Required action ::
The result should be every line in the data below that carries the string "dropdown".

*** Records for processing

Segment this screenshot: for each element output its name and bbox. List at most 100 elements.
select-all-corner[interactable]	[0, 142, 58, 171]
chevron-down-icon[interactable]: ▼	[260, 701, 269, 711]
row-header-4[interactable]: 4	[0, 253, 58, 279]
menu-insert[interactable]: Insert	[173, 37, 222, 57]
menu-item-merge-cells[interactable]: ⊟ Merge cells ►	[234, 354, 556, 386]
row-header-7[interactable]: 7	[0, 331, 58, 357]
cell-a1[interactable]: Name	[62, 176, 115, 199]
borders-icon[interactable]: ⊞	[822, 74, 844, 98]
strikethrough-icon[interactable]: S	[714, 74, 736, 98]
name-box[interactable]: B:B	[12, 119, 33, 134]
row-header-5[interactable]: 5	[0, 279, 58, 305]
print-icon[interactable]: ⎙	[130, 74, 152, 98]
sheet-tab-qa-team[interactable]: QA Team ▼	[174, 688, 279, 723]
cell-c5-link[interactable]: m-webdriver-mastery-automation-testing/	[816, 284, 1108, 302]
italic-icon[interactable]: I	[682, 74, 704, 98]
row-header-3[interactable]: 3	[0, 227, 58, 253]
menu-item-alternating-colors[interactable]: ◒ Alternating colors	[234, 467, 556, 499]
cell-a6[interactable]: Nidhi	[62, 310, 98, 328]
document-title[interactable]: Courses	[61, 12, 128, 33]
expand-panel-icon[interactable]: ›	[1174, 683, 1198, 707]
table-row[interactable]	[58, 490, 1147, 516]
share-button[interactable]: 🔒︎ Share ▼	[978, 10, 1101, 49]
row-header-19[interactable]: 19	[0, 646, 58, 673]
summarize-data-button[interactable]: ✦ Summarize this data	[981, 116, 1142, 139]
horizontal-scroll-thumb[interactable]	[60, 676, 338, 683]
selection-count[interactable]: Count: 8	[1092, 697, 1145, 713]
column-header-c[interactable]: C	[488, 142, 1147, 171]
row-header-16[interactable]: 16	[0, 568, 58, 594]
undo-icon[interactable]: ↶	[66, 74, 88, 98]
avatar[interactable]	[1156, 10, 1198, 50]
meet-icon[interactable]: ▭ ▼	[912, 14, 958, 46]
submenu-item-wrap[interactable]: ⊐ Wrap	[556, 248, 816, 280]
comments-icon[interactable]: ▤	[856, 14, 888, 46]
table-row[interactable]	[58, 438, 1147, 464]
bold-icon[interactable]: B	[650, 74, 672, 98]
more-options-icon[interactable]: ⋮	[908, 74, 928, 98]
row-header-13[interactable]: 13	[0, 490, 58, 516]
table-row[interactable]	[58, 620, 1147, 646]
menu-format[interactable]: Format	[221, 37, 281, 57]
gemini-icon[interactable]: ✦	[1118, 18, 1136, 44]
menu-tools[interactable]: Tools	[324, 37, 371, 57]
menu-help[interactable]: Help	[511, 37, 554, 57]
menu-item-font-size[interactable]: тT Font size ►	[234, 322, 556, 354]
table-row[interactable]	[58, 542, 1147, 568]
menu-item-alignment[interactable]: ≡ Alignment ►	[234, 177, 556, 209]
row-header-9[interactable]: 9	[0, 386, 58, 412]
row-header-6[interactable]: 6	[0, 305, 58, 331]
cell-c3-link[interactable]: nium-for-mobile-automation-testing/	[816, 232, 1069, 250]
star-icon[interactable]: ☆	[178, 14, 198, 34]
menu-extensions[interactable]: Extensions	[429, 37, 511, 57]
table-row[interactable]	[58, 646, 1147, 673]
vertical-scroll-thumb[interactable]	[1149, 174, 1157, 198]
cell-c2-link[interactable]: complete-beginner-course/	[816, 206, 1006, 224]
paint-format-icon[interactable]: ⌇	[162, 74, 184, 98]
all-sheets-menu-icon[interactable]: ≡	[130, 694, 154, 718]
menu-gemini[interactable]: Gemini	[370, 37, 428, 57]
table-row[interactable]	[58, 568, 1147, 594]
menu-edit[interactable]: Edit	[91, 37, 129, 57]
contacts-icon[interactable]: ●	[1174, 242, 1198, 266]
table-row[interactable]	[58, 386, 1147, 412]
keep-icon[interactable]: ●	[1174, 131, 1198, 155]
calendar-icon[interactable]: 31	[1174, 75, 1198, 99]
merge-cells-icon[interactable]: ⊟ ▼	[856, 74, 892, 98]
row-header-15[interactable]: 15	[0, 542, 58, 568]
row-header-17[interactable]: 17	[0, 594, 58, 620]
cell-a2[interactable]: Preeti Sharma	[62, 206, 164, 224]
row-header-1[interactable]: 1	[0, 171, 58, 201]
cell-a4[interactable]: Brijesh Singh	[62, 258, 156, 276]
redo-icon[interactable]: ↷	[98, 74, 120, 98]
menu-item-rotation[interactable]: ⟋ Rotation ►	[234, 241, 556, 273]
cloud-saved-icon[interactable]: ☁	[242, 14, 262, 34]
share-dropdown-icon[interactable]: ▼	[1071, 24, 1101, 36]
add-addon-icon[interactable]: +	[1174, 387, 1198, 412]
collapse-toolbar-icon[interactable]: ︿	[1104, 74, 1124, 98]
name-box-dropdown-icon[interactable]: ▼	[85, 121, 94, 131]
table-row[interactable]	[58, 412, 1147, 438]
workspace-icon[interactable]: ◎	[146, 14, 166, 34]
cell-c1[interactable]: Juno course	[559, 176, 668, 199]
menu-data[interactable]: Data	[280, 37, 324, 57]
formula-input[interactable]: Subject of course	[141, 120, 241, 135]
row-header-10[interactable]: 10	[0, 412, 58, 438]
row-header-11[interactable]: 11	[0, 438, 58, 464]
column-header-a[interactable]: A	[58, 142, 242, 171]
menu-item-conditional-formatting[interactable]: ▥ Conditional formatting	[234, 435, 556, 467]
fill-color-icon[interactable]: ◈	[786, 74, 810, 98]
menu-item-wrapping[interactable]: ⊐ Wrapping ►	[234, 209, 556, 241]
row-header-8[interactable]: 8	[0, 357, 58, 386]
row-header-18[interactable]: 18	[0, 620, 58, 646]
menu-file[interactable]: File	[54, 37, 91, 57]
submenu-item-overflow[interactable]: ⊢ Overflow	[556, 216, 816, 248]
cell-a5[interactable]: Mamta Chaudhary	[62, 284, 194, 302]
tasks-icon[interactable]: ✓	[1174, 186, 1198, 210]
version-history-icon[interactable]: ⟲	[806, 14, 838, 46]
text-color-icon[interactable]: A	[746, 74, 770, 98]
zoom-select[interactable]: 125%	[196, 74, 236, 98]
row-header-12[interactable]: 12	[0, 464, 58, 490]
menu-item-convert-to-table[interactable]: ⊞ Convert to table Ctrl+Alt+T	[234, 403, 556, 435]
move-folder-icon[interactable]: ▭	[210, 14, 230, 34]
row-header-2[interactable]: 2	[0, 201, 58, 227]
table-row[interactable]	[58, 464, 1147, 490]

******

Finished task ::
share-dropdown-icon[interactable]: ▼	[1071, 24, 1101, 36]
name-box-dropdown-icon[interactable]: ▼	[85, 121, 94, 131]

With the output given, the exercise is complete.